TASK BRIEF | Drop the pictures, then extract the listing word for word.

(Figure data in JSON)
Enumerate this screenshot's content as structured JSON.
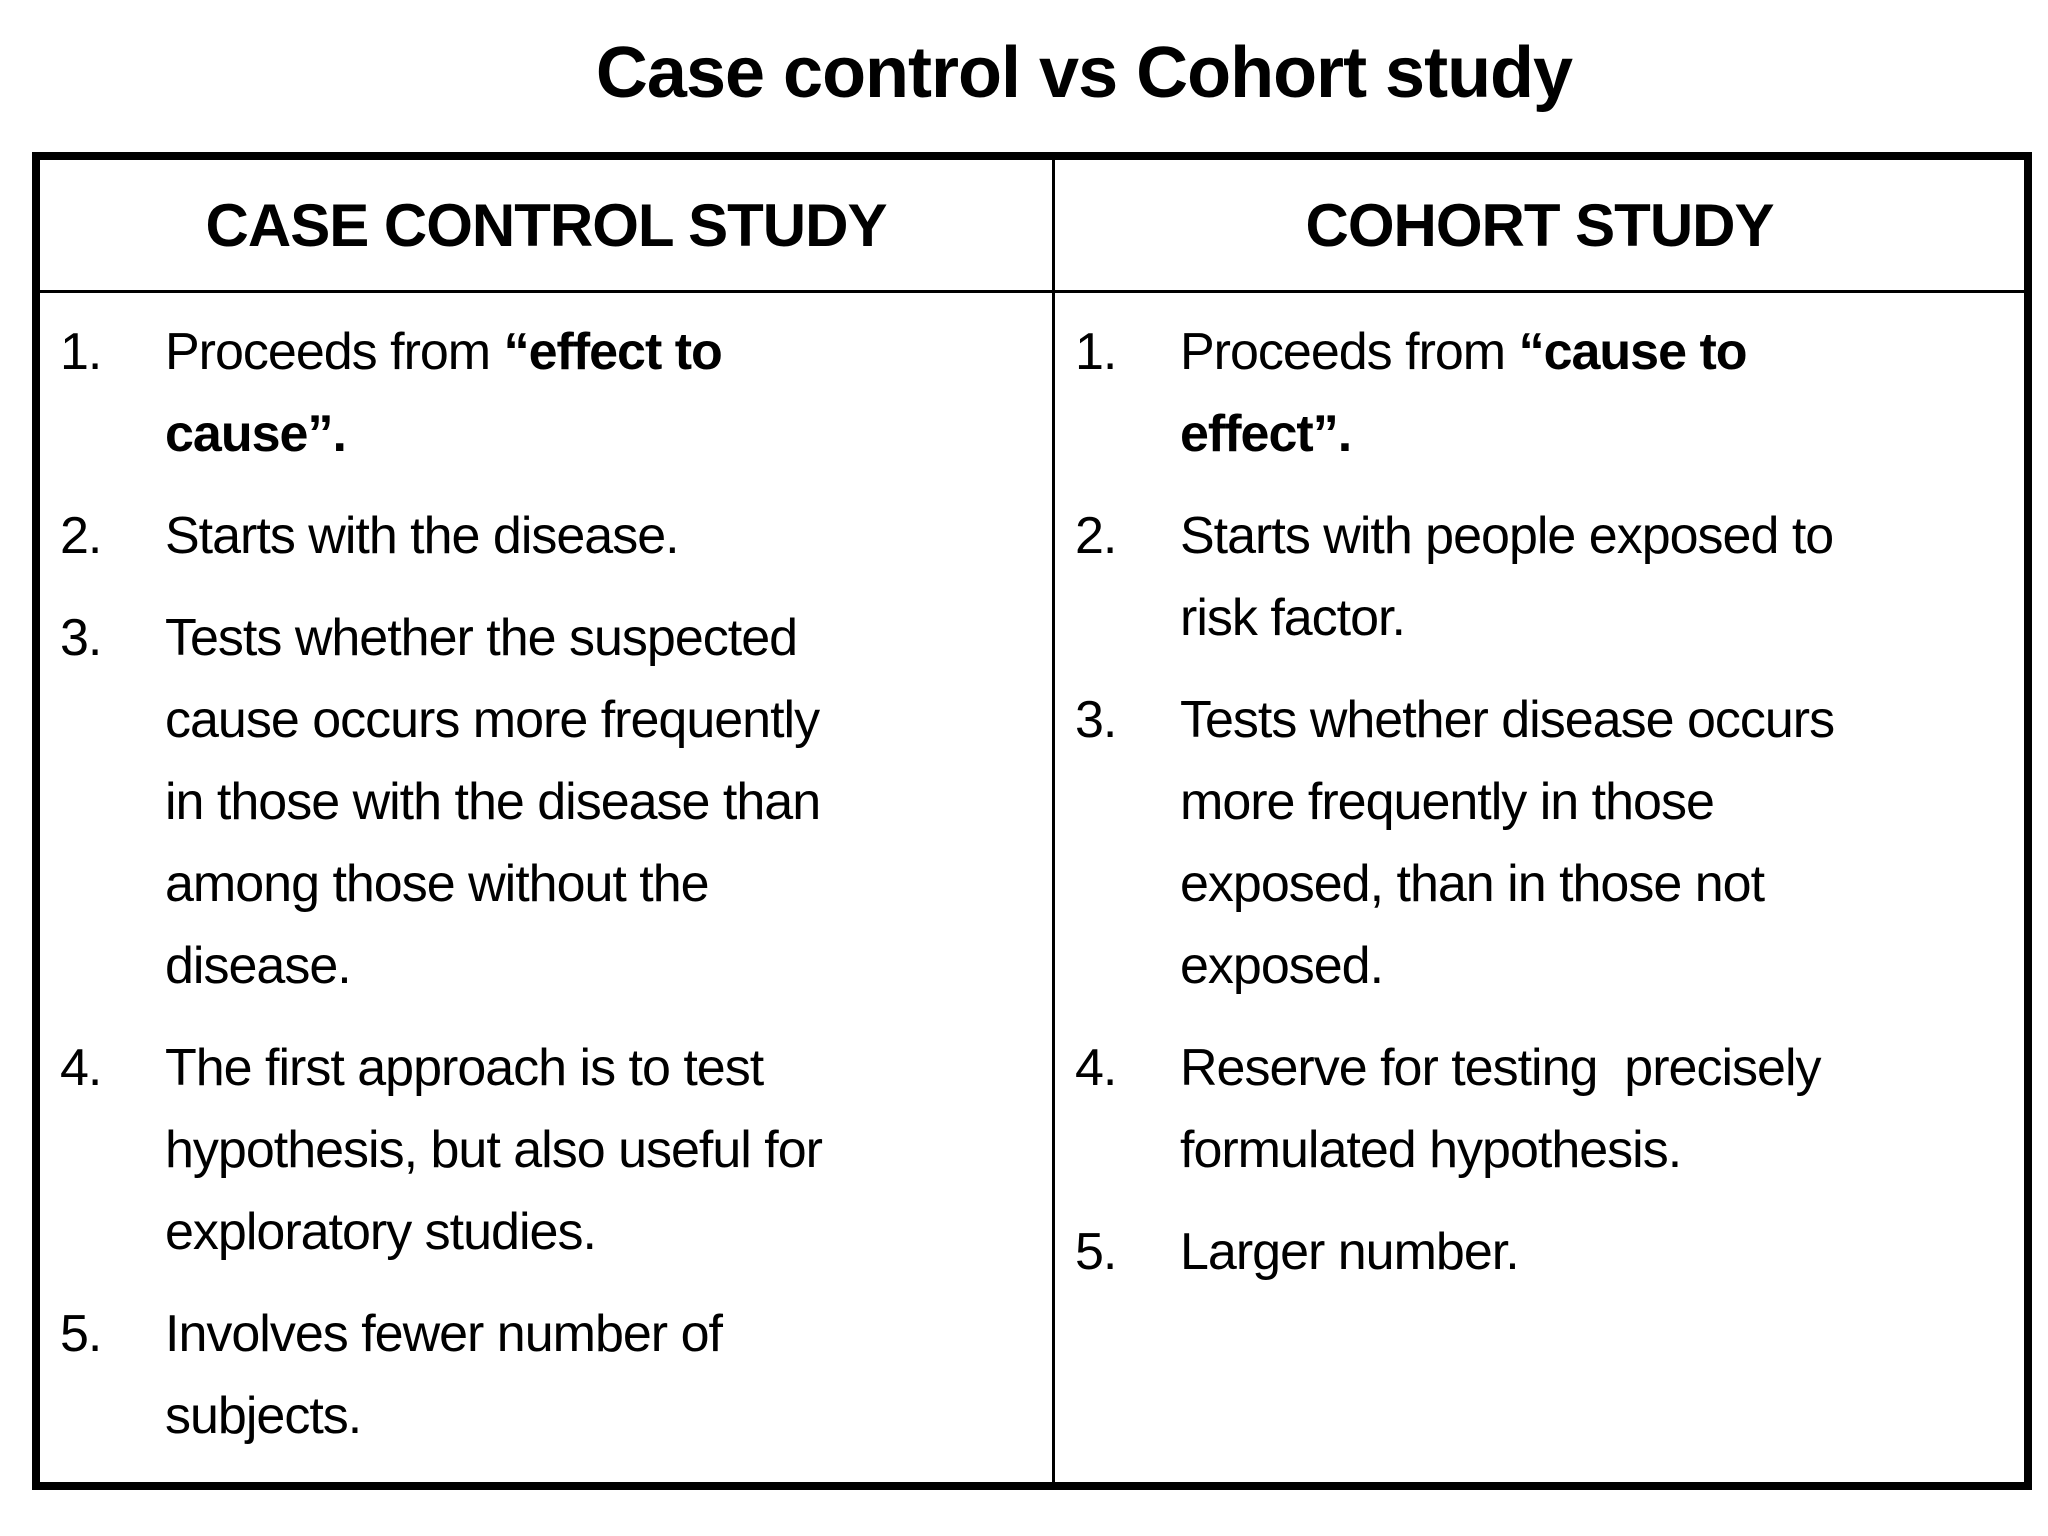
{
  "title": "Case control vs Cohort study",
  "table": {
    "columns": [
      {
        "header": "CASE CONTROL STUDY",
        "items": [
          {
            "num": "1.",
            "pre": "Proceeds from ",
            "bold": "“effect to\ncause”."
          },
          {
            "num": "2.",
            "text": "Starts with the disease."
          },
          {
            "num": "3.",
            "text": "Tests whether the suspected\ncause occurs more frequently\nin those with the disease than\namong those without the\ndisease."
          },
          {
            "num": "4.",
            "text": "The first approach is to test\nhypothesis, but also useful for\nexploratory studies."
          },
          {
            "num": "5.",
            "text": "Involves fewer number of\nsubjects."
          }
        ]
      },
      {
        "header": "COHORT STUDY",
        "items": [
          {
            "num": "1.",
            "pre": "Proceeds from ",
            "bold": "“cause to\neffect”."
          },
          {
            "num": "2.",
            "text": "Starts with people exposed to\nrisk factor."
          },
          {
            "num": "3.",
            "text": "Tests whether disease occurs\nmore frequently in those\nexposed, than in those not\nexposed."
          },
          {
            "num": "4.",
            "text": "Reserve for testing  precisely\nformulated hypothesis."
          },
          {
            "num": "5.",
            "text": "Larger number."
          }
        ]
      }
    ]
  },
  "colors": {
    "background": "#ffffff",
    "text": "#000000",
    "border": "#000000"
  }
}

OUTPUT BELOW |
Enumerate this screenshot's content as structured JSON.
{
  "title": "Case control vs Cohort study",
  "table": {
    "columns": [
      {
        "header": "CASE CONTROL STUDY",
        "items": [
          {
            "num": "1.",
            "pre": "Proceeds from ",
            "bold": "“effect to\ncause”."
          },
          {
            "num": "2.",
            "text": "Starts with the disease."
          },
          {
            "num": "3.",
            "text": "Tests whether the suspected\ncause occurs more frequently\nin those with the disease than\namong those without the\ndisease."
          },
          {
            "num": "4.",
            "text": "The first approach is to test\nhypothesis, but also useful for\nexploratory studies."
          },
          {
            "num": "5.",
            "text": "Involves fewer number of\nsubjects."
          }
        ]
      },
      {
        "header": "COHORT STUDY",
        "items": [
          {
            "num": "1.",
            "pre": "Proceeds from ",
            "bold": "“cause to\neffect”."
          },
          {
            "num": "2.",
            "text": "Starts with people exposed to\nrisk factor."
          },
          {
            "num": "3.",
            "text": "Tests whether disease occurs\nmore frequently in those\nexposed, than in those not\nexposed."
          },
          {
            "num": "4.",
            "text": "Reserve for testing  precisely\nformulated hypothesis."
          },
          {
            "num": "5.",
            "text": "Larger number."
          }
        ]
      }
    ]
  },
  "colors": {
    "background": "#ffffff",
    "text": "#000000",
    "border": "#000000"
  }
}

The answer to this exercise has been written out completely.